Provide the data again in its entirety, exactly as given.

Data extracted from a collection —
↓↓↓

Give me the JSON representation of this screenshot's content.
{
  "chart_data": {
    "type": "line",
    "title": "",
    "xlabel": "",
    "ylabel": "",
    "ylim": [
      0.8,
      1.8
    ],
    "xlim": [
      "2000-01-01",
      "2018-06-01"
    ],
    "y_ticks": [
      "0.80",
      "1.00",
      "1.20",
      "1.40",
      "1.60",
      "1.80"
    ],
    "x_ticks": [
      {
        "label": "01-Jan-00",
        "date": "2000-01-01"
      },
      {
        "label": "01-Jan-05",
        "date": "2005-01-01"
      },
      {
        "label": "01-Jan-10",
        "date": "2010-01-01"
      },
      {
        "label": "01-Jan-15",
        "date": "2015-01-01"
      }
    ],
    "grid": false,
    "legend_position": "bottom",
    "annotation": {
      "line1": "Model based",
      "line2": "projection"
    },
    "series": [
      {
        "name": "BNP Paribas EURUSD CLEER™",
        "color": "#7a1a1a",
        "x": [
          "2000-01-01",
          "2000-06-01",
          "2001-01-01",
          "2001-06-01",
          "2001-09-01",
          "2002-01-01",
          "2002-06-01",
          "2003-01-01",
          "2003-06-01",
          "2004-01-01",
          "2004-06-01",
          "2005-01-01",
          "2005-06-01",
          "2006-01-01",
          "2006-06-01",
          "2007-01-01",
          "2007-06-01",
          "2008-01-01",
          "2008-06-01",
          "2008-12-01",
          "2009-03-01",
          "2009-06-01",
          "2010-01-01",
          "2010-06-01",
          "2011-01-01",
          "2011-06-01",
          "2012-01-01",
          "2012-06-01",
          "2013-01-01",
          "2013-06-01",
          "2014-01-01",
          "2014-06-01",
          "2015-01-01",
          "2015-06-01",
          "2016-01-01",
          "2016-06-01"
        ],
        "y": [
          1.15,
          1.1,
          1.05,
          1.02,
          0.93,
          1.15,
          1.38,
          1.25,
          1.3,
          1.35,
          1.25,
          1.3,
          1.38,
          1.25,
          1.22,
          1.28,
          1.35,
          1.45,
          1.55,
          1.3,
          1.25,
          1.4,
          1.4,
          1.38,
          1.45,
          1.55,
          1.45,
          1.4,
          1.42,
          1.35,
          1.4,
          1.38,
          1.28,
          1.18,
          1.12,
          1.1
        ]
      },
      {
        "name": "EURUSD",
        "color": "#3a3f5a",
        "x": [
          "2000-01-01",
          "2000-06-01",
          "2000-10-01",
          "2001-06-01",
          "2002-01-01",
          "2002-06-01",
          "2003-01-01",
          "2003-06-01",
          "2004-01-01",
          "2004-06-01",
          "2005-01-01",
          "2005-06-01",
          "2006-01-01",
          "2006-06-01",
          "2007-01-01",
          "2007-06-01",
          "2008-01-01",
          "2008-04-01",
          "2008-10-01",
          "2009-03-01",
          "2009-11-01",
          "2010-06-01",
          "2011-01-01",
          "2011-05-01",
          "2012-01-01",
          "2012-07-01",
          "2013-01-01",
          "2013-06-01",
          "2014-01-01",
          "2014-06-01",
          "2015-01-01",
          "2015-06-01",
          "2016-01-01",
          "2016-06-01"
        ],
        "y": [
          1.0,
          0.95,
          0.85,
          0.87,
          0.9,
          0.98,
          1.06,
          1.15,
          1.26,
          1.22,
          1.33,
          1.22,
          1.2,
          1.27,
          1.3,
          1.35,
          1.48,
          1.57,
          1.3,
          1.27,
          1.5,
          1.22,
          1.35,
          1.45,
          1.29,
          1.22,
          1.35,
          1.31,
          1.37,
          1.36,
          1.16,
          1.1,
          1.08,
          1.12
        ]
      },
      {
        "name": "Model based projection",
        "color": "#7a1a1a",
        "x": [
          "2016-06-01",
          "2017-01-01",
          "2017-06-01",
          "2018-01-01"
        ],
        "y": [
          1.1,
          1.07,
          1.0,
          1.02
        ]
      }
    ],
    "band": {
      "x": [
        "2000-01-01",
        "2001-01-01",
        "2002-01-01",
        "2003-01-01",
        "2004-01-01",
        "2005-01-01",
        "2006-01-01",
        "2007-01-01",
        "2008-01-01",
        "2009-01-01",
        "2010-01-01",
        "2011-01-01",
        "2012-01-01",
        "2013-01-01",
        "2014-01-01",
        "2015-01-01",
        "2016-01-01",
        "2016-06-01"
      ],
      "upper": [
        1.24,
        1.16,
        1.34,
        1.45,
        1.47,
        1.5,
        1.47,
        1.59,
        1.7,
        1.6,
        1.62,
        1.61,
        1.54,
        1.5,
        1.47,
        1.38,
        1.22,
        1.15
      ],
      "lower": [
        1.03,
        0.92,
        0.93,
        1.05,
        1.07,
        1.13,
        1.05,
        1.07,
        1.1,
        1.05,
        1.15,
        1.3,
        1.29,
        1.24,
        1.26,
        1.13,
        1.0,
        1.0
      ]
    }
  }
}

↑↑↑

Written solution —
Give me the JSON representation of this screenshot's content.
{
  "chart_data": {
    "type": "line",
    "title": "",
    "xlabel": "",
    "ylabel": "",
    "ylim": [
      0.8,
      1.8
    ],
    "xlim": [
      "2000-01-01",
      "2018-06-01"
    ],
    "y_ticks": [
      "0.80",
      "1.00",
      "1.20",
      "1.40",
      "1.60",
      "1.80"
    ],
    "x_ticks": [
      {
        "label": "01-Jan-00",
        "date": "2000-01-01"
      },
      {
        "label": "01-Jan-05",
        "date": "2005-01-01"
      },
      {
        "label": "01-Jan-10",
        "date": "2010-01-01"
      },
      {
        "label": "01-Jan-15",
        "date": "2015-01-01"
      }
    ],
    "grid": false,
    "legend_position": "bottom",
    "annotation": {
      "line1": "Model based",
      "line2": "projection"
    },
    "series": [
      {
        "name": "BNP Paribas EURUSD CLEER™",
        "color": "#7a1a1a",
        "x": [
          "2000-01-01",
          "2000-06-01",
          "2001-01-01",
          "2001-06-01",
          "2001-09-01",
          "2002-01-01",
          "2002-06-01",
          "2003-01-01",
          "2003-06-01",
          "2004-01-01",
          "2004-06-01",
          "2005-01-01",
          "2005-06-01",
          "2006-01-01",
          "2006-06-01",
          "2007-01-01",
          "2007-06-01",
          "2008-01-01",
          "2008-06-01",
          "2008-12-01",
          "2009-03-01",
          "2009-06-01",
          "2010-01-01",
          "2010-06-01",
          "2011-01-01",
          "2011-06-01",
          "2012-01-01",
          "2012-06-01",
          "2013-01-01",
          "2013-06-01",
          "2014-01-01",
          "2014-06-01",
          "2015-01-01",
          "2015-06-01",
          "2016-01-01",
          "2016-06-01"
        ],
        "y": [
          1.15,
          1.1,
          1.05,
          1.02,
          0.93,
          1.15,
          1.38,
          1.25,
          1.3,
          1.35,
          1.25,
          1.3,
          1.38,
          1.25,
          1.22,
          1.28,
          1.35,
          1.45,
          1.55,
          1.3,
          1.25,
          1.4,
          1.4,
          1.38,
          1.45,
          1.55,
          1.45,
          1.4,
          1.42,
          1.35,
          1.4,
          1.38,
          1.28,
          1.18,
          1.12,
          1.1
        ]
      },
      {
        "name": "EURUSD",
        "color": "#3a3f5a",
        "x": [
          "2000-01-01",
          "2000-06-01",
          "2000-10-01",
          "2001-06-01",
          "2002-01-01",
          "2002-06-01",
          "2003-01-01",
          "2003-06-01",
          "2004-01-01",
          "2004-06-01",
          "2005-01-01",
          "2005-06-01",
          "2006-01-01",
          "2006-06-01",
          "2007-01-01",
          "2007-06-01",
          "2008-01-01",
          "2008-04-01",
          "2008-10-01",
          "2009-03-01",
          "2009-11-01",
          "2010-06-01",
          "2011-01-01",
          "2011-05-01",
          "2012-01-01",
          "2012-07-01",
          "2013-01-01",
          "2013-06-01",
          "2014-01-01",
          "2014-06-01",
          "2015-01-01",
          "2015-06-01",
          "2016-01-01",
          "2016-06-01"
        ],
        "y": [
          1.0,
          0.95,
          0.85,
          0.87,
          0.9,
          0.98,
          1.06,
          1.15,
          1.26,
          1.22,
          1.33,
          1.22,
          1.2,
          1.27,
          1.3,
          1.35,
          1.48,
          1.57,
          1.3,
          1.27,
          1.5,
          1.22,
          1.35,
          1.45,
          1.29,
          1.22,
          1.35,
          1.31,
          1.37,
          1.36,
          1.16,
          1.1,
          1.08,
          1.12
        ]
      },
      {
        "name": "Model based projection",
        "color": "#7a1a1a",
        "x": [
          "2016-06-01",
          "2017-01-01",
          "2017-06-01",
          "2018-01-01"
        ],
        "y": [
          1.1,
          1.07,
          1.0,
          1.02
        ]
      }
    ],
    "band": {
      "x": [
        "2000-01-01",
        "2001-01-01",
        "2002-01-01",
        "2003-01-01",
        "2004-01-01",
        "2005-01-01",
        "2006-01-01",
        "2007-01-01",
        "2008-01-01",
        "2009-01-01",
        "2010-01-01",
        "2011-01-01",
        "2012-01-01",
        "2013-01-01",
        "2014-01-01",
        "2015-01-01",
        "2016-01-01",
        "2016-06-01"
      ],
      "upper": [
        1.24,
        1.16,
        1.34,
        1.45,
        1.47,
        1.5,
        1.47,
        1.59,
        1.7,
        1.6,
        1.62,
        1.61,
        1.54,
        1.5,
        1.47,
        1.38,
        1.22,
        1.15
      ],
      "lower": [
        1.03,
        0.92,
        0.93,
        1.05,
        1.07,
        1.13,
        1.05,
        1.07,
        1.1,
        1.05,
        1.15,
        1.3,
        1.29,
        1.24,
        1.26,
        1.13,
        1.0,
        1.0
      ]
    }
  }
}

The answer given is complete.